• **RECORDS FOR THE EXERCISE**
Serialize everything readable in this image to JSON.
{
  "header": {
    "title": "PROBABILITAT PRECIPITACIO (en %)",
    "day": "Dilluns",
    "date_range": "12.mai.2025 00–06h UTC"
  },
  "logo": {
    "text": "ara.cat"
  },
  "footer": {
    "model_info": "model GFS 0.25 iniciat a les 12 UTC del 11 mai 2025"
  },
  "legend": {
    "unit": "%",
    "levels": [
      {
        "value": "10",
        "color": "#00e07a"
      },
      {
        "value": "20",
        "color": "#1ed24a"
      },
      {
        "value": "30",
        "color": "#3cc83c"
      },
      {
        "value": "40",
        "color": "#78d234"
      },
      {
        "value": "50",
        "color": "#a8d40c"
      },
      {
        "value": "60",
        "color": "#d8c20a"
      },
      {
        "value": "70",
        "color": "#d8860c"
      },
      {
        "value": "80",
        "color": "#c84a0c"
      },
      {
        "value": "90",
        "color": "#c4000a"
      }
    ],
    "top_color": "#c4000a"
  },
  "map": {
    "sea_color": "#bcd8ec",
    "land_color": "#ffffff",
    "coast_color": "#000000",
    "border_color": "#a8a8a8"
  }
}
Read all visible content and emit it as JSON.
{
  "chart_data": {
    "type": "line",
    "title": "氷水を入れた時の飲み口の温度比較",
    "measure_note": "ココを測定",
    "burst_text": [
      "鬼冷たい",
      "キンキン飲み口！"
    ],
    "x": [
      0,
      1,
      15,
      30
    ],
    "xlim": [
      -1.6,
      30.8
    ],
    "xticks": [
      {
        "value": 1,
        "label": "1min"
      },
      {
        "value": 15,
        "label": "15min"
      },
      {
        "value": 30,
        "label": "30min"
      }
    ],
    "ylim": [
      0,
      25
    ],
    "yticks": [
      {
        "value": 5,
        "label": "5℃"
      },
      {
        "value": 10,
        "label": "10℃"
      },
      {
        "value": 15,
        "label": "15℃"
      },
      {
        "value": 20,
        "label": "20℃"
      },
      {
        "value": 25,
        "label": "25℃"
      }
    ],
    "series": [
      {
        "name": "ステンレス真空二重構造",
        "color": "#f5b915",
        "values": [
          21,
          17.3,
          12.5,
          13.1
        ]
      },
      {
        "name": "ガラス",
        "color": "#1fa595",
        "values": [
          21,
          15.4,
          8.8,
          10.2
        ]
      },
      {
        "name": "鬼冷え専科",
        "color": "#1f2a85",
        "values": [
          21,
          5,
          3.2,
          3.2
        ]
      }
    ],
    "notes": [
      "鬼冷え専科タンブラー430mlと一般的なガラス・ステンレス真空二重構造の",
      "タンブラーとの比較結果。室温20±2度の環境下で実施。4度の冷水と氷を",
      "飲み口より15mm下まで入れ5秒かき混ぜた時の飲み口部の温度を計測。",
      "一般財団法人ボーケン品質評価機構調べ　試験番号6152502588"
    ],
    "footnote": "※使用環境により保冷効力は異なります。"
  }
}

• **THE PROBLEM**
Print every line of the records exactly. Omit nothing.

• **RESPONSE BELOW**
Serialize everything readable in this image to JSON.
{
  "header": {
    "title": "PROBABILITAT PRECIPITACIO (en %)",
    "day": "Dilluns",
    "date_range": "12.mai.2025 00–06h UTC"
  },
  "logo": {
    "text": "ara.cat"
  },
  "footer": {
    "model_info": "model GFS 0.25 iniciat a les 12 UTC del 11 mai 2025"
  },
  "legend": {
    "unit": "%",
    "levels": [
      {
        "value": "10",
        "color": "#00e07a"
      },
      {
        "value": "20",
        "color": "#1ed24a"
      },
      {
        "value": "30",
        "color": "#3cc83c"
      },
      {
        "value": "40",
        "color": "#78d234"
      },
      {
        "value": "50",
        "color": "#a8d40c"
      },
      {
        "value": "60",
        "color": "#d8c20a"
      },
      {
        "value": "70",
        "color": "#d8860c"
      },
      {
        "value": "80",
        "color": "#c84a0c"
      },
      {
        "value": "90",
        "color": "#c4000a"
      }
    ],
    "top_color": "#c4000a"
  },
  "map": {
    "sea_color": "#bcd8ec",
    "land_color": "#ffffff",
    "coast_color": "#000000",
    "border_color": "#a8a8a8"
  }
}
Read all visible content and emit it as JSON.
{
  "chart_data": {
    "type": "line",
    "title": "氷水を入れた時の飲み口の温度比較",
    "measure_note": "ココを測定",
    "burst_text": [
      "鬼冷たい",
      "キンキン飲み口！"
    ],
    "x": [
      0,
      1,
      15,
      30
    ],
    "xlim": [
      -1.6,
      30.8
    ],
    "xticks": [
      {
        "value": 1,
        "label": "1min"
      },
      {
        "value": 15,
        "label": "15min"
      },
      {
        "value": 30,
        "label": "30min"
      }
    ],
    "ylim": [
      0,
      25
    ],
    "yticks": [
      {
        "value": 5,
        "label": "5℃"
      },
      {
        "value": 10,
        "label": "10℃"
      },
      {
        "value": 15,
        "label": "15℃"
      },
      {
        "value": 20,
        "label": "20℃"
      },
      {
        "value": 25,
        "label": "25℃"
      }
    ],
    "series": [
      {
        "name": "ステンレス真空二重構造",
        "color": "#f5b915",
        "values": [
          21,
          17.3,
          12.5,
          13.1
        ]
      },
      {
        "name": "ガラス",
        "color": "#1fa595",
        "values": [
          21,
          15.4,
          8.8,
          10.2
        ]
      },
      {
        "name": "鬼冷え専科",
        "color": "#1f2a85",
        "values": [
          21,
          5,
          3.2,
          3.2
        ]
      }
    ],
    "notes": [
      "鬼冷え専科タンブラー430mlと一般的なガラス・ステンレス真空二重構造の",
      "タンブラーとの比較結果。室温20±2度の環境下で実施。4度の冷水と氷を",
      "飲み口より15mm下まで入れ5秒かき混ぜた時の飲み口部の温度を計測。",
      "一般財団法人ボーケン品質評価機構調べ　試験番号6152502588"
    ],
    "footnote": "※使用環境により保冷効力は異なります。"
  }
}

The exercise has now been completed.